DIRECTIONS » Locate the lines that hold the string "handle". Copy every such line.
══ EXCERPTED RECORDS
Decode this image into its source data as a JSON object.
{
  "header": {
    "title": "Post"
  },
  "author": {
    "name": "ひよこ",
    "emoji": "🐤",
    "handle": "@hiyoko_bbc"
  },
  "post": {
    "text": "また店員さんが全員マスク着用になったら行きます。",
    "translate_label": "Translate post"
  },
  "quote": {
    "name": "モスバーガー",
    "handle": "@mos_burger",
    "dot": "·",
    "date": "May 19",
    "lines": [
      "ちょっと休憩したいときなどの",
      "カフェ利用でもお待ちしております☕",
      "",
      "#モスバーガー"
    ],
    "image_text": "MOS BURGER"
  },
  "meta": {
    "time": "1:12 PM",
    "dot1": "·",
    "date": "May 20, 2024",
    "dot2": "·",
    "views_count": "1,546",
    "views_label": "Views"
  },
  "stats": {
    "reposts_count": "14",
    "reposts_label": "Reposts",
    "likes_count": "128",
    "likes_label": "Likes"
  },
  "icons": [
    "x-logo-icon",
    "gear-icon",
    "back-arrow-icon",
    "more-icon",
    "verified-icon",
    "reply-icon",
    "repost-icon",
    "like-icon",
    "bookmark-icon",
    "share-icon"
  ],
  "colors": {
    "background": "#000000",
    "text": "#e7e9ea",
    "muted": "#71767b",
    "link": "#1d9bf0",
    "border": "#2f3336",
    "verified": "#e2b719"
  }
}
════
══ EXCERPTED RECORDS
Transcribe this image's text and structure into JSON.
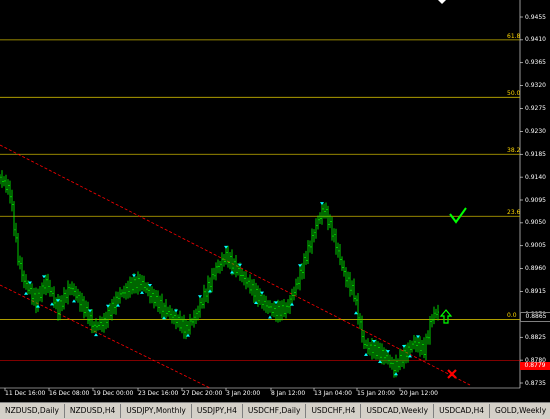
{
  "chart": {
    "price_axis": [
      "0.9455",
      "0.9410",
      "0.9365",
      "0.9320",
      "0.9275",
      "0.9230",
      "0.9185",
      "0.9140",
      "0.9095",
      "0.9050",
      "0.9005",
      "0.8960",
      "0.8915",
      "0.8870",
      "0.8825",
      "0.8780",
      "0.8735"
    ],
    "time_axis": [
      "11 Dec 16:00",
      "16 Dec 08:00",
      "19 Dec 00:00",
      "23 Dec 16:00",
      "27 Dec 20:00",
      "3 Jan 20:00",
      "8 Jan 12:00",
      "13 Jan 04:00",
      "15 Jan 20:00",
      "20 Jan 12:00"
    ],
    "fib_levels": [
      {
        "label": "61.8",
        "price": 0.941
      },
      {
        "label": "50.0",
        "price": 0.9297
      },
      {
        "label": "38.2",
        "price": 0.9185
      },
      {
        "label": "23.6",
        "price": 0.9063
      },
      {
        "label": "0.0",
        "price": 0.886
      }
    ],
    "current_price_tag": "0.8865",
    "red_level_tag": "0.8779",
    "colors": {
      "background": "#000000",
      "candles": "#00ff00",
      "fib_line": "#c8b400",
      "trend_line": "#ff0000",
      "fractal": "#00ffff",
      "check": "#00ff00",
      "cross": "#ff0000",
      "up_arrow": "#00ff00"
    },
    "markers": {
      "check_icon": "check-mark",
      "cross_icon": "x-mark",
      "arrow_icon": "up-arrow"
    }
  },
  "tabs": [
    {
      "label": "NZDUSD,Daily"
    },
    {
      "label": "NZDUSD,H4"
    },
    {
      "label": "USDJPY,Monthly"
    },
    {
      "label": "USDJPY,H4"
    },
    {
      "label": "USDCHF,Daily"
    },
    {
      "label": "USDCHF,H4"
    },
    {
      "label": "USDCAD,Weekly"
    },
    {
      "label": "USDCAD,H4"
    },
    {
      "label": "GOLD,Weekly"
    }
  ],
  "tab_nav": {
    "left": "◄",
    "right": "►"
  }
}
════
FINAL RESULT »
    "handle": "@hiyoko_bbc"
    "handle": "@mos_burger",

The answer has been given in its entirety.